§ PROBLEM TO WORK ON
Copy out the data below line for line, leaving every line unchanged.
>> begin RECORDED DATA
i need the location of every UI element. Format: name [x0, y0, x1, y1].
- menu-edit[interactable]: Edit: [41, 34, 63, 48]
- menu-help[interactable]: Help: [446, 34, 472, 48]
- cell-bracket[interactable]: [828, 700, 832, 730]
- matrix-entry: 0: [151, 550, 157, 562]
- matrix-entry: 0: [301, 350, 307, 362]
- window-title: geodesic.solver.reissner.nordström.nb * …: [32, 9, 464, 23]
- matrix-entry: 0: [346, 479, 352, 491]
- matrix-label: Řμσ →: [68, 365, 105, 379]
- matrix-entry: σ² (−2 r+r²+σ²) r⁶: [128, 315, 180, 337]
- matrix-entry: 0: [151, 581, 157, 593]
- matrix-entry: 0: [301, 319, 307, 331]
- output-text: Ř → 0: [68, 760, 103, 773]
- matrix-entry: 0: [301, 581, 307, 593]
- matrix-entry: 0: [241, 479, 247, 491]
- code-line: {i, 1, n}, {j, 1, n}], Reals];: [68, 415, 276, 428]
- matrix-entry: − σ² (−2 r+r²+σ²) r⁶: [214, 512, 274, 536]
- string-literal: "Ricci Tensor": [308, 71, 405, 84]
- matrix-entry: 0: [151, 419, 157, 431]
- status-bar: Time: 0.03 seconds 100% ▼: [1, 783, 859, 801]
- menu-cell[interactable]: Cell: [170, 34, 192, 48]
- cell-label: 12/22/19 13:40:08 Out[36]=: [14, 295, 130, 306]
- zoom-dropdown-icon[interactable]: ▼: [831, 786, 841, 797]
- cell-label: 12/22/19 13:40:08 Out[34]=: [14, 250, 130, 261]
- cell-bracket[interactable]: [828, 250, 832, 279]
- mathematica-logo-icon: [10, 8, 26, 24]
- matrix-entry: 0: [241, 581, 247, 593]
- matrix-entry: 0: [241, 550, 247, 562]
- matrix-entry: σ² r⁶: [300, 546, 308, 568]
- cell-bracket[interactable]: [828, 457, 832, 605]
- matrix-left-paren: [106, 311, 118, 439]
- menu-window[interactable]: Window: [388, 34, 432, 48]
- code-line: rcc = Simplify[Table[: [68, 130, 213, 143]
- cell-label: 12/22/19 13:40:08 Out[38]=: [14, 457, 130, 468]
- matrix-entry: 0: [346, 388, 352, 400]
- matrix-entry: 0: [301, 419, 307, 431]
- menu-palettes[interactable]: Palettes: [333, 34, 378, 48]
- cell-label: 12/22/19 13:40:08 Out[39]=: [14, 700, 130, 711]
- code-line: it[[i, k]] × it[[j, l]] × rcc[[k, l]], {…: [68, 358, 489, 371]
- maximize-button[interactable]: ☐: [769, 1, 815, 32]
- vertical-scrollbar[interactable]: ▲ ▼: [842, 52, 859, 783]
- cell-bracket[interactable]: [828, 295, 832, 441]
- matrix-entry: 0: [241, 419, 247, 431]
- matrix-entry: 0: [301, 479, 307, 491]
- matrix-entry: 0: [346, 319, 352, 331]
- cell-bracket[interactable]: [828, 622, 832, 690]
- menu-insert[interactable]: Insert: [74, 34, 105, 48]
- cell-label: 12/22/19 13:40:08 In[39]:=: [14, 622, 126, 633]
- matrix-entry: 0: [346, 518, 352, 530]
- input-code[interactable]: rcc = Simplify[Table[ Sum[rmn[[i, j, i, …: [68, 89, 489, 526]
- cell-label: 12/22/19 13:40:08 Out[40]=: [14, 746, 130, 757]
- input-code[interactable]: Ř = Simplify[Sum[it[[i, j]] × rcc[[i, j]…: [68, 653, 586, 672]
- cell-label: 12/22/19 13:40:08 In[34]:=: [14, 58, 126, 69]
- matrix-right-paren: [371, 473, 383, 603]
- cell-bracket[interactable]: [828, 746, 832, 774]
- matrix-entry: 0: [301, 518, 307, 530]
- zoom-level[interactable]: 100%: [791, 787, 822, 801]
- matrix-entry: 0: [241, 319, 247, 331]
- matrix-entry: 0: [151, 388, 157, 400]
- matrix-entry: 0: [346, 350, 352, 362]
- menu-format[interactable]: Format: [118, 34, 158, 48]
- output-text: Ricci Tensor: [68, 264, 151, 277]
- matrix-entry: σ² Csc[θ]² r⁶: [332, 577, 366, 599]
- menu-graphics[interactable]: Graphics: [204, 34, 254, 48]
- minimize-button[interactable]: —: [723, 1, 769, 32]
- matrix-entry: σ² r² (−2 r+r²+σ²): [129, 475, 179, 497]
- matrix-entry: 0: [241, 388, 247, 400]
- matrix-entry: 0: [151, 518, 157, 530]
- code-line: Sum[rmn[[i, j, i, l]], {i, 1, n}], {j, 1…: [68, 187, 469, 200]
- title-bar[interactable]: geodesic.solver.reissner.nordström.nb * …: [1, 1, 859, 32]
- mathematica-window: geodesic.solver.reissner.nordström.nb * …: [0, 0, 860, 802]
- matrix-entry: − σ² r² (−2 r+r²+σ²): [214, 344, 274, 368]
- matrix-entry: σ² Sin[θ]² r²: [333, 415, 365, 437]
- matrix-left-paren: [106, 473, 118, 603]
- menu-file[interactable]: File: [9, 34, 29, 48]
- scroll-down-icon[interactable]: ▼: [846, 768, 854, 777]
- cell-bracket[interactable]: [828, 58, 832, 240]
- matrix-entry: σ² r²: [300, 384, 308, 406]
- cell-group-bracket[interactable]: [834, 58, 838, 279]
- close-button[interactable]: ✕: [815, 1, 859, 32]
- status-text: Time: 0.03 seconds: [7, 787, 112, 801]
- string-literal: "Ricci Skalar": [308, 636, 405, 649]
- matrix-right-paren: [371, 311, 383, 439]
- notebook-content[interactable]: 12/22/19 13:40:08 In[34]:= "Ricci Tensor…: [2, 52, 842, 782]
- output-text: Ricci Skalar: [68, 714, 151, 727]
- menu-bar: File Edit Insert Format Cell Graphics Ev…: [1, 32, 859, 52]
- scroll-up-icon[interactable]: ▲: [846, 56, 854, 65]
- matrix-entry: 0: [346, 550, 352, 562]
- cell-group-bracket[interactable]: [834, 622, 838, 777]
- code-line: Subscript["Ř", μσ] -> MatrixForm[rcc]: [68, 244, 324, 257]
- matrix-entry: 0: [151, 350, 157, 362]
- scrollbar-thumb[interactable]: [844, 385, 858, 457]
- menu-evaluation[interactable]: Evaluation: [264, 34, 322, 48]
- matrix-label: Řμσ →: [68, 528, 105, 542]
>> end RECORDED DATA
§ THE REPLY
i need the location of every UI element. Format: name [x0, y0, x1, y1].
- menu-edit[interactable]: Edit: [41, 34, 63, 48]
- menu-help[interactable]: Help: [446, 34, 472, 48]
- cell-bracket[interactable]: [828, 700, 832, 730]
- matrix-entry: 0: [151, 550, 157, 562]
- matrix-entry: 0: [301, 350, 307, 362]
- window-title: geodesic.solver.reissner.nordström.nb * …: [32, 9, 464, 23]
- matrix-entry: 0: [346, 479, 352, 491]
- matrix-label: Řμσ →: [68, 365, 105, 379]
- matrix-entry: σ² (−2 r+r²+σ²) r⁶: [128, 315, 180, 337]
- matrix-entry: 0: [151, 581, 157, 593]
- matrix-entry: 0: [301, 319, 307, 331]
- output-text: Ř → 0: [68, 760, 103, 773]
- matrix-entry: 0: [301, 581, 307, 593]
- matrix-entry: 0: [241, 479, 247, 491]
- code-line: {i, 1, n}, {j, 1, n}], Reals];: [68, 415, 276, 428]
- matrix-entry: − σ² (−2 r+r²+σ²) r⁶: [214, 512, 274, 536]
- string-literal: "Ricci Tensor": [308, 71, 405, 84]
- matrix-entry: 0: [151, 419, 157, 431]
- status-bar: Time: 0.03 seconds 100% ▼: [1, 783, 859, 801]
- menu-cell[interactable]: Cell: [170, 34, 192, 48]
- cell-label: 12/22/19 13:40:08 Out[36]=: [14, 295, 130, 306]
- zoom-dropdown-icon[interactable]: ▼: [831, 786, 841, 797]
- cell-label: 12/22/19 13:40:08 Out[34]=: [14, 250, 130, 261]
- cell-bracket[interactable]: [828, 250, 832, 279]
- mathematica-logo-icon: [10, 8, 26, 24]
- matrix-entry: 0: [241, 581, 247, 593]
- matrix-entry: 0: [241, 550, 247, 562]
- matrix-entry: σ² r⁶: [300, 546, 308, 568]
- cell-bracket[interactable]: [828, 457, 832, 605]
- matrix-left-paren: [106, 311, 118, 439]
- menu-window[interactable]: Window: [388, 34, 432, 48]
- code-line: rcc = Simplify[Table[: [68, 130, 213, 143]
- cell-label: 12/22/19 13:40:08 Out[38]=: [14, 457, 130, 468]
- matrix-entry: 0: [346, 388, 352, 400]
- matrix-entry: 0: [301, 419, 307, 431]
- menu-palettes[interactable]: Palettes: [333, 34, 378, 48]
- cell-label: 12/22/19 13:40:08 Out[39]=: [14, 700, 130, 711]
- code-line: it[[i, k]] × it[[j, l]] × rcc[[k, l]], {…: [68, 358, 489, 371]
- maximize-button[interactable]: ☐: [769, 1, 815, 32]
- vertical-scrollbar[interactable]: ▲ ▼: [842, 52, 859, 783]
- cell-bracket[interactable]: [828, 295, 832, 441]
- matrix-entry: 0: [241, 419, 247, 431]
- matrix-entry: 0: [301, 479, 307, 491]
- matrix-entry: 0: [346, 319, 352, 331]
- cell-bracket[interactable]: [828, 622, 832, 690]
- menu-insert[interactable]: Insert: [74, 34, 105, 48]
- cell-label: 12/22/19 13:40:08 In[39]:=: [14, 622, 126, 633]
- matrix-entry: 0: [346, 518, 352, 530]
- input-code[interactable]: rcc = Simplify[Table[ Sum[rmn[[i, j, i, …: [68, 89, 489, 526]
- cell-label: 12/22/19 13:40:08 Out[40]=: [14, 746, 130, 757]
- input-code[interactable]: Ř = Simplify[Sum[it[[i, j]] × rcc[[i, j]…: [68, 653, 586, 672]
- cell-label: 12/22/19 13:40:08 In[34]:=: [14, 58, 126, 69]
- matrix-right-paren: [371, 473, 383, 603]
- cell-bracket[interactable]: [828, 746, 832, 774]
- matrix-entry: 0: [301, 518, 307, 530]
- zoom-level[interactable]: 100%: [791, 787, 822, 801]
- matrix-entry: 0: [241, 319, 247, 331]
- matrix-entry: 0: [151, 388, 157, 400]
- matrix-entry: 0: [346, 350, 352, 362]
- menu-format[interactable]: Format: [118, 34, 158, 48]
- output-text: Ricci Tensor: [68, 264, 151, 277]
- matrix-entry: σ² Csc[θ]² r⁶: [332, 577, 366, 599]
- menu-graphics[interactable]: Graphics: [204, 34, 254, 48]
- minimize-button[interactable]: —: [723, 1, 769, 32]
- matrix-entry: σ² r² (−2 r+r²+σ²): [129, 475, 179, 497]
- matrix-entry: 0: [241, 388, 247, 400]
- matrix-entry: 0: [151, 518, 157, 530]
- code-line: Sum[rmn[[i, j, i, l]], {i, 1, n}], {j, 1…: [68, 187, 469, 200]
- title-bar[interactable]: geodesic.solver.reissner.nordström.nb * …: [1, 1, 859, 32]
- mathematica-window: geodesic.solver.reissner.nordström.nb * …: [0, 0, 860, 802]
- matrix-entry: − σ² r² (−2 r+r²+σ²): [214, 344, 274, 368]
- matrix-entry: σ² Sin[θ]² r²: [333, 415, 365, 437]
- matrix-left-paren: [106, 473, 118, 603]
- menu-file[interactable]: File: [9, 34, 29, 48]
- scroll-down-icon[interactable]: ▼: [846, 768, 854, 777]
- cell-bracket[interactable]: [828, 58, 832, 240]
- matrix-entry: σ² r²: [300, 384, 308, 406]
- cell-group-bracket[interactable]: [834, 58, 838, 279]
- close-button[interactable]: ✕: [815, 1, 859, 32]
- status-text: Time: 0.03 seconds: [7, 787, 112, 801]
- string-literal: "Ricci Skalar": [308, 636, 405, 649]
- matrix-right-paren: [371, 311, 383, 439]
- notebook-content[interactable]: 12/22/19 13:40:08 In[34]:= "Ricci Tensor…: [2, 52, 842, 782]
- output-text: Ricci Skalar: [68, 714, 151, 727]
- menu-bar: File Edit Insert Format Cell Graphics Ev…: [1, 32, 859, 52]
- scroll-up-icon[interactable]: ▲: [846, 56, 854, 65]
- matrix-entry: 0: [346, 550, 352, 562]
- cell-group-bracket[interactable]: [834, 622, 838, 777]
- code-line: Subscript["Ř", μσ] -> MatrixForm[rcc]: [68, 244, 324, 257]
- matrix-entry: 0: [151, 350, 157, 362]
- scrollbar-thumb[interactable]: [844, 385, 858, 457]
- menu-evaluation[interactable]: Evaluation: [264, 34, 322, 48]
- matrix-label: Řμσ →: [68, 528, 105, 542]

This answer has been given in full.